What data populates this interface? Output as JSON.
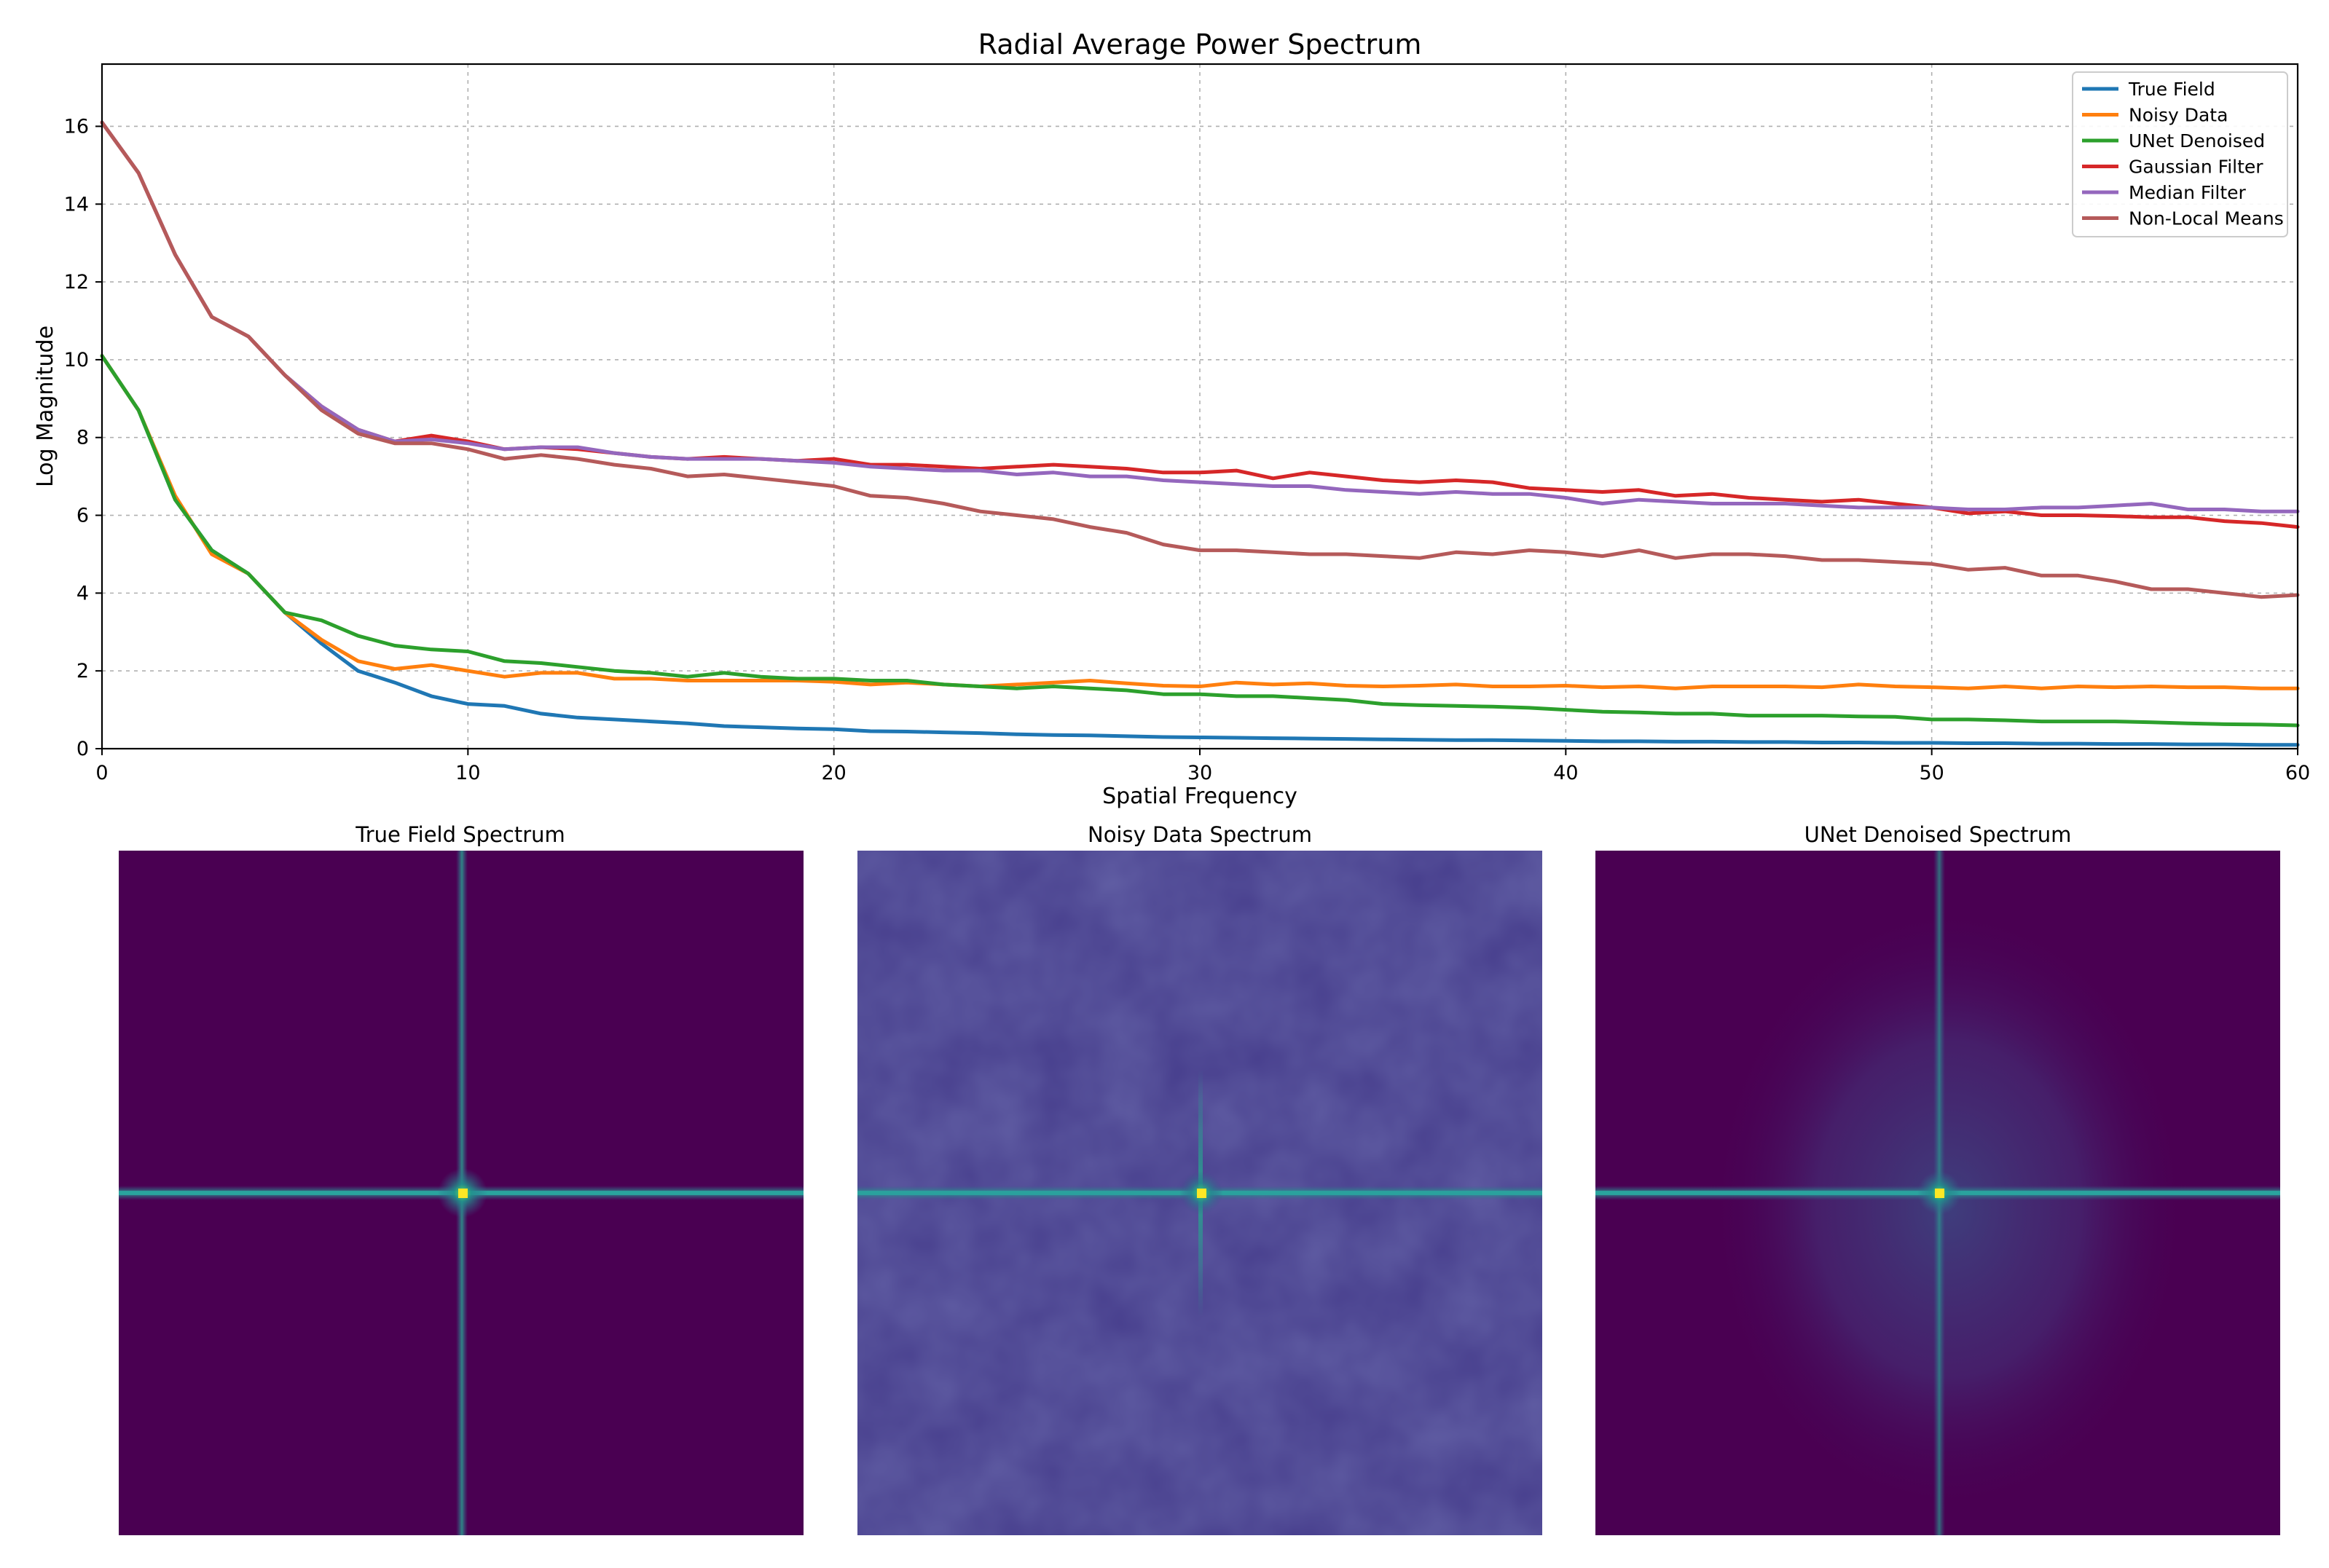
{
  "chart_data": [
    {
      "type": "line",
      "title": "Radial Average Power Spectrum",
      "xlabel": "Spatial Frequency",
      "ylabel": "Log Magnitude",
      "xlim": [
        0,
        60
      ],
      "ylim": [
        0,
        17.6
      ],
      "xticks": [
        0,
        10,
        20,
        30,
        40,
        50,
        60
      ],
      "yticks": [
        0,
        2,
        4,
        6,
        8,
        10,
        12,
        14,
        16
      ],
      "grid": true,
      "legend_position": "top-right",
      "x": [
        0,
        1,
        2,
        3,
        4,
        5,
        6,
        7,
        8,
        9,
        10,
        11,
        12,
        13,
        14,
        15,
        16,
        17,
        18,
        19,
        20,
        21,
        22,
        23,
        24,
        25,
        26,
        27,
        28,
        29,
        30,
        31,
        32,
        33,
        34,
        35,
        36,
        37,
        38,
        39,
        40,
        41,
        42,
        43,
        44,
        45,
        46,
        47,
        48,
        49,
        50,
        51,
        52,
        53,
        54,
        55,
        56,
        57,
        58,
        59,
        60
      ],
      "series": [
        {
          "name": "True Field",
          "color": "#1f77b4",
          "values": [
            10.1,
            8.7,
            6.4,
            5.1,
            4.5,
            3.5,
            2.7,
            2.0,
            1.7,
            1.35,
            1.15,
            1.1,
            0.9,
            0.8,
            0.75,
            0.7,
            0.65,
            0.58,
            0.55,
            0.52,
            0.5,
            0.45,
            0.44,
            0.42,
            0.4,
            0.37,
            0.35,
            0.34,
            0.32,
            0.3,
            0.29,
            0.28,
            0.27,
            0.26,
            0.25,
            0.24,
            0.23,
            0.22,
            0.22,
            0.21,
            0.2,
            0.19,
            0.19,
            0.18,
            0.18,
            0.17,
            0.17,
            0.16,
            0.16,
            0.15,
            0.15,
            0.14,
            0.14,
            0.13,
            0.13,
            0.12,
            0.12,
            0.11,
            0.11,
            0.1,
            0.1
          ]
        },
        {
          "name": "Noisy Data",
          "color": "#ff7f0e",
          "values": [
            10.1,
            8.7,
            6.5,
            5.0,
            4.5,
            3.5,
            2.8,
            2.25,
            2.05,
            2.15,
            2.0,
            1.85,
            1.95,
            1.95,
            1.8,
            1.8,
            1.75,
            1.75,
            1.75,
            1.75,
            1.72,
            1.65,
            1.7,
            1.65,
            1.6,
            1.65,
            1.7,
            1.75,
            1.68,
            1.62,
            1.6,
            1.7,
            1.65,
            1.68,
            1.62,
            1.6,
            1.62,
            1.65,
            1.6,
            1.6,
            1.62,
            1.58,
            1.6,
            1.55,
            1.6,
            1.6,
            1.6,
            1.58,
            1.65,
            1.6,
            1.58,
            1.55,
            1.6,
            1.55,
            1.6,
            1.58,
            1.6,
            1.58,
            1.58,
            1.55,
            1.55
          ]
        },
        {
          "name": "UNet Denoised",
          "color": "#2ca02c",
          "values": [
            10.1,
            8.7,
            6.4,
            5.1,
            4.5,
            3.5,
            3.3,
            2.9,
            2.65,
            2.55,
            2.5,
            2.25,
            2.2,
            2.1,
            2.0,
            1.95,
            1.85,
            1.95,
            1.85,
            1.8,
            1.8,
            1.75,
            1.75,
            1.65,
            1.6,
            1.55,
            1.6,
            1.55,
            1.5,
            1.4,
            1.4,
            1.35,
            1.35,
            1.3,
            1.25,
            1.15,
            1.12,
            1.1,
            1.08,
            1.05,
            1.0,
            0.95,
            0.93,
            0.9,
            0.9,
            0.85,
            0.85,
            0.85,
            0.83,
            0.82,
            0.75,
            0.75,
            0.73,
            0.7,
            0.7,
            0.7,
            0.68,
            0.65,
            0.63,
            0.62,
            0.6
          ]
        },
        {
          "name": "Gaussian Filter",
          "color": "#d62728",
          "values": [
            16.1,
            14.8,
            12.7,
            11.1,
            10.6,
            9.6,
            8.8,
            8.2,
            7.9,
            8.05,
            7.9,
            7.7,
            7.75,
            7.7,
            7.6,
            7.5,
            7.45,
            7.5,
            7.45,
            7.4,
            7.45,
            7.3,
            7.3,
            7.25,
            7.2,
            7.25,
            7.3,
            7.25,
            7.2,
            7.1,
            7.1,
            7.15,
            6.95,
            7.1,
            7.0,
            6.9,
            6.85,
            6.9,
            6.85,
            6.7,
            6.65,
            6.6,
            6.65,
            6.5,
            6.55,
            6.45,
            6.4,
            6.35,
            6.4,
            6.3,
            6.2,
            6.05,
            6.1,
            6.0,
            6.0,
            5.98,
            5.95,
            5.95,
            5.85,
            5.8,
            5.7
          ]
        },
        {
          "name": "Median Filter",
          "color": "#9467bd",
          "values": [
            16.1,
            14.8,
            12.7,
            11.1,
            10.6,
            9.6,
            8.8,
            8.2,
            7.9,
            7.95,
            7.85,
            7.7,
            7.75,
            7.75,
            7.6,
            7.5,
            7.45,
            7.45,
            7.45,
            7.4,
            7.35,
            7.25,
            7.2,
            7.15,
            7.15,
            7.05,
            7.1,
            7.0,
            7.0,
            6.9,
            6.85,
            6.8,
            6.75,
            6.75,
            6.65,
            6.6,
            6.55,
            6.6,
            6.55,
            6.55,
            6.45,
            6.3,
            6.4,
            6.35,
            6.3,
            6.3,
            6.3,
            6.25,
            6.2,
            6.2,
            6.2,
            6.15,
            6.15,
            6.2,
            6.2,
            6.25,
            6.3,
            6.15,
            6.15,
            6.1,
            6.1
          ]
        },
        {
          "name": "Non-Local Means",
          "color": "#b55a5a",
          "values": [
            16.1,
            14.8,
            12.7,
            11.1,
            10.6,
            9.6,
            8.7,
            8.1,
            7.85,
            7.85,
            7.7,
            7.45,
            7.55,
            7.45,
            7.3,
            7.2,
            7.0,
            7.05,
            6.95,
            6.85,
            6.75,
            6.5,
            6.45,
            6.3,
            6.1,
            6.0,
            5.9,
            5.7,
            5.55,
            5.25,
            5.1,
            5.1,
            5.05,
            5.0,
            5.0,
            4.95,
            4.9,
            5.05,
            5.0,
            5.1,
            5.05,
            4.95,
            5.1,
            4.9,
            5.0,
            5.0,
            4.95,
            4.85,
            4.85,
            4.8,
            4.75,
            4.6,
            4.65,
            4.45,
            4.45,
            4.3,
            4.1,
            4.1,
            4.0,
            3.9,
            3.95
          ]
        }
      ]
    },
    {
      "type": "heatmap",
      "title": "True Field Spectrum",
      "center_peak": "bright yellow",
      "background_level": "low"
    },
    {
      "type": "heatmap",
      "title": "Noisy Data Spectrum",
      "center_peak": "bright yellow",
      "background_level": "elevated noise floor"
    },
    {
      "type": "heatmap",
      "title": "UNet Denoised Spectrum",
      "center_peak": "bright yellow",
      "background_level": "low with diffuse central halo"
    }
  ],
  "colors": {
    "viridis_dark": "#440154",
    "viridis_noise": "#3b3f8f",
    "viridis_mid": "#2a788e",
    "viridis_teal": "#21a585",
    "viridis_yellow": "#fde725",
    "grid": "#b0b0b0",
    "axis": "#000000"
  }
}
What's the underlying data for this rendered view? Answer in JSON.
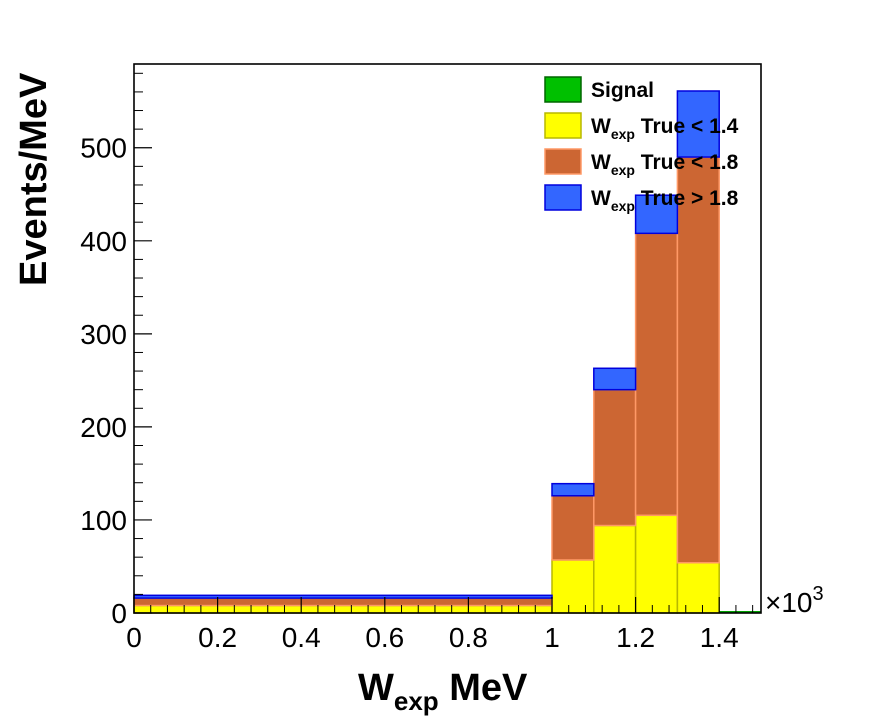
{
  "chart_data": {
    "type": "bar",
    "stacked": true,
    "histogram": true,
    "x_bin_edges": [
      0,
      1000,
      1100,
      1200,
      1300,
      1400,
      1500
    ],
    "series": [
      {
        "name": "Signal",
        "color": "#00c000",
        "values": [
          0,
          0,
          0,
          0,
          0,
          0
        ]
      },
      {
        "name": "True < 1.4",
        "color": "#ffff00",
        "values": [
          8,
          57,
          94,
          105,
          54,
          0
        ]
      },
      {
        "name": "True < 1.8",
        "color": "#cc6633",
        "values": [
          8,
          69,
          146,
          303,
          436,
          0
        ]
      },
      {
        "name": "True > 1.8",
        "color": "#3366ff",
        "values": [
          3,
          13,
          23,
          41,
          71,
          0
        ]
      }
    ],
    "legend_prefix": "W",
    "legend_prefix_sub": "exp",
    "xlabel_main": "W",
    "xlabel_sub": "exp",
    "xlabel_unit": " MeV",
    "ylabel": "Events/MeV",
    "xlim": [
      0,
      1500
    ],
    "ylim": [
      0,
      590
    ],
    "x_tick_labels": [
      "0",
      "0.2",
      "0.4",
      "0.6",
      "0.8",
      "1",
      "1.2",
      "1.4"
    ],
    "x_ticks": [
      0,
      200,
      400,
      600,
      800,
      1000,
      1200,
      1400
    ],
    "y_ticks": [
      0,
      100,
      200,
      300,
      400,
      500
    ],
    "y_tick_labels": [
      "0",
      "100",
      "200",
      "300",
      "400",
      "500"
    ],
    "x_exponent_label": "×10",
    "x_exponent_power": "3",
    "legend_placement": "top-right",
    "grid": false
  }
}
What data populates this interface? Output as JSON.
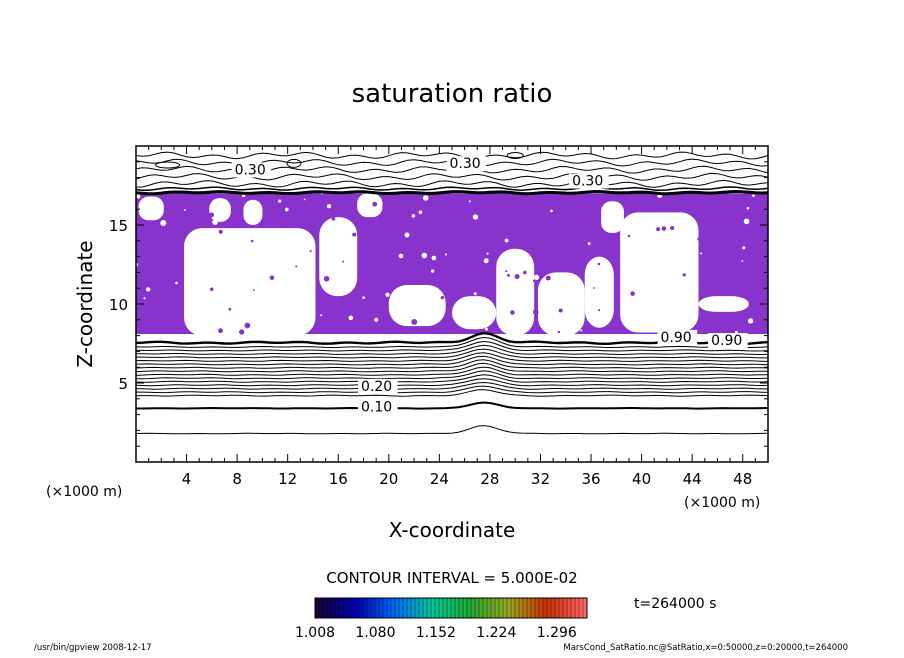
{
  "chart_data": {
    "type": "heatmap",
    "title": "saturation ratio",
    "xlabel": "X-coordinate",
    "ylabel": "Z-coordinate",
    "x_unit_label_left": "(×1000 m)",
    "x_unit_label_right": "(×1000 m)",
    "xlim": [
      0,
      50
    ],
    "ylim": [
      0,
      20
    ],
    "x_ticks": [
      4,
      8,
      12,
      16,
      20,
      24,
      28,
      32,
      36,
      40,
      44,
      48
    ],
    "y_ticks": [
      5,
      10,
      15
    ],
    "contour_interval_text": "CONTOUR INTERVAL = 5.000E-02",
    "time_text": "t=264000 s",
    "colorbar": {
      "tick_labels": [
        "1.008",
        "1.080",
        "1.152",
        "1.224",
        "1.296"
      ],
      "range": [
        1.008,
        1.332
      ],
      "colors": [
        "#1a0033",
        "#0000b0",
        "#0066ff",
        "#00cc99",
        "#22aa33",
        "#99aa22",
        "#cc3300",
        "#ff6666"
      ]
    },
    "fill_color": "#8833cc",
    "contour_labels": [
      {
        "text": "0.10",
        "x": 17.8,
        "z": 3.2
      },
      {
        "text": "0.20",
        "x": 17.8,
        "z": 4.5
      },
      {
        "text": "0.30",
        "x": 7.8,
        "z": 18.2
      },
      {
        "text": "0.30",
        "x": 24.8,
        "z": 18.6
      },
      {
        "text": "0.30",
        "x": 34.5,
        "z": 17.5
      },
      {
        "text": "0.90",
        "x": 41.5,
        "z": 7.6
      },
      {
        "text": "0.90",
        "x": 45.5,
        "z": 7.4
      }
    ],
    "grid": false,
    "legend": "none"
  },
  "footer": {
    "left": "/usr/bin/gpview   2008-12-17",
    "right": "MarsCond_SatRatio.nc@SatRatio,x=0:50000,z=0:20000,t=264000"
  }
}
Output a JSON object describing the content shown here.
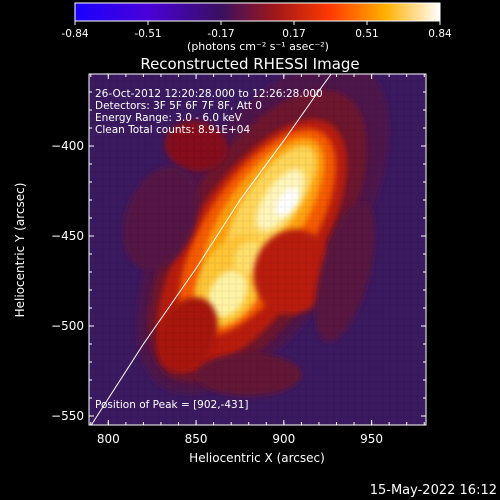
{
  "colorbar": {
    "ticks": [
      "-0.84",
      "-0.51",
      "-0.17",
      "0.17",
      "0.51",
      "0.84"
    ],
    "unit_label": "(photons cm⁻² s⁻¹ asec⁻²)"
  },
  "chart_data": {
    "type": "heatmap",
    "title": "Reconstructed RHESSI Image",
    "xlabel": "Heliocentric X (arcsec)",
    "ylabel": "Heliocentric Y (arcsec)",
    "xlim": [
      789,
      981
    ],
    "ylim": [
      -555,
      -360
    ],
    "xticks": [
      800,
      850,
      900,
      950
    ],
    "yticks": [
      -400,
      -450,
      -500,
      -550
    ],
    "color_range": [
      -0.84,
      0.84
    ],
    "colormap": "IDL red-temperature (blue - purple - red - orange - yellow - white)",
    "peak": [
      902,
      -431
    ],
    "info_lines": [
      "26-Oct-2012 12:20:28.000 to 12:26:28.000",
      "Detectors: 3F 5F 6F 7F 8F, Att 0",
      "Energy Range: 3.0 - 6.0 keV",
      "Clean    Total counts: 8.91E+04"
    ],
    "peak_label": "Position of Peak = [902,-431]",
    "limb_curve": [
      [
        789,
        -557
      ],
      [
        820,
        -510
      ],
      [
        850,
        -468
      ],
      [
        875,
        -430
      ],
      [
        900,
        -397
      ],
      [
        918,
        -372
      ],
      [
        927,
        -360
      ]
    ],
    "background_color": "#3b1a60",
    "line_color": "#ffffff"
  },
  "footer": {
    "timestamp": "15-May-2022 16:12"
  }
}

--

Select, from the listing, all lines that include the word "Spectrum".

• [RESULT OF THE TASK]
      "title": "Radial Average Power Spectrum",
      "title": "True Field Spectrum",
      "title": "Noisy Data Spectrum",
      "title": "UNet Denoised Spectrum",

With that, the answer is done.